- **To be done**
Count the lines that include the string "name", and give only that number.

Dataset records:
--- --- ---

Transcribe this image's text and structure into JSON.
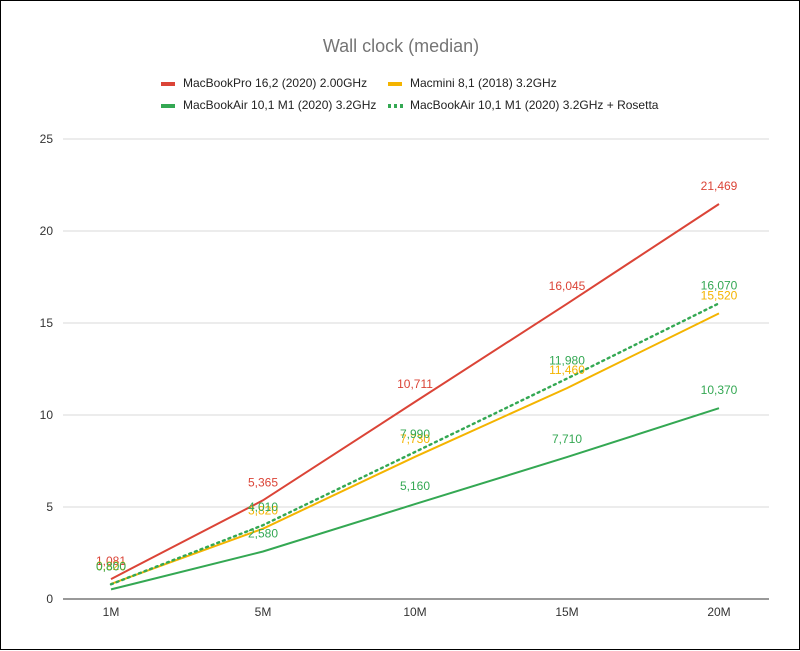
{
  "chart_data": {
    "type": "line",
    "title": "Wall clock (median)",
    "xlabel": "",
    "ylabel": "",
    "categories": [
      "1M",
      "5M",
      "10M",
      "15M",
      "20M"
    ],
    "ylim": [
      0,
      25
    ],
    "yticks": [
      "0",
      "5",
      "10",
      "15",
      "20",
      "25"
    ],
    "grid": true,
    "legend_position": "top",
    "series": [
      {
        "name": "MacBookPro 16,2 (2020) 2.00GHz",
        "color": "#db4437",
        "style": "solid",
        "values": [
          1.081,
          5.365,
          10.711,
          16.045,
          21.469
        ],
        "labels": [
          "1,081",
          "5,365",
          "10,711",
          "16,045",
          "21,469"
        ]
      },
      {
        "name": "Macmini 8,1 (2018) 3.2GHz",
        "color": "#f4b400",
        "style": "solid",
        "values": [
          0.82,
          3.82,
          7.73,
          11.46,
          15.52
        ],
        "labels": [
          "0,820",
          "3,820",
          "7,730",
          "11,460",
          "15,520"
        ]
      },
      {
        "name": "MacBookAir 10,1 M1 (2020) 3.2GHz",
        "color": "#34a853",
        "style": "solid",
        "values": [
          0.52,
          2.58,
          5.16,
          7.71,
          10.37
        ],
        "labels": [
          "",
          "2,580",
          "5,160",
          "7,710",
          "10,370"
        ]
      },
      {
        "name": "MacBookAir 10,1 M1 (2020) 3.2GHz + Rosetta",
        "color": "#34a853",
        "style": "dotted",
        "values": [
          0.8,
          4.01,
          7.99,
          11.98,
          16.07
        ],
        "labels": [
          "0,800",
          "4,010",
          "7,990",
          "11,980",
          "16,070"
        ]
      }
    ]
  }
}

--- --- ---

- **Worked answer**
4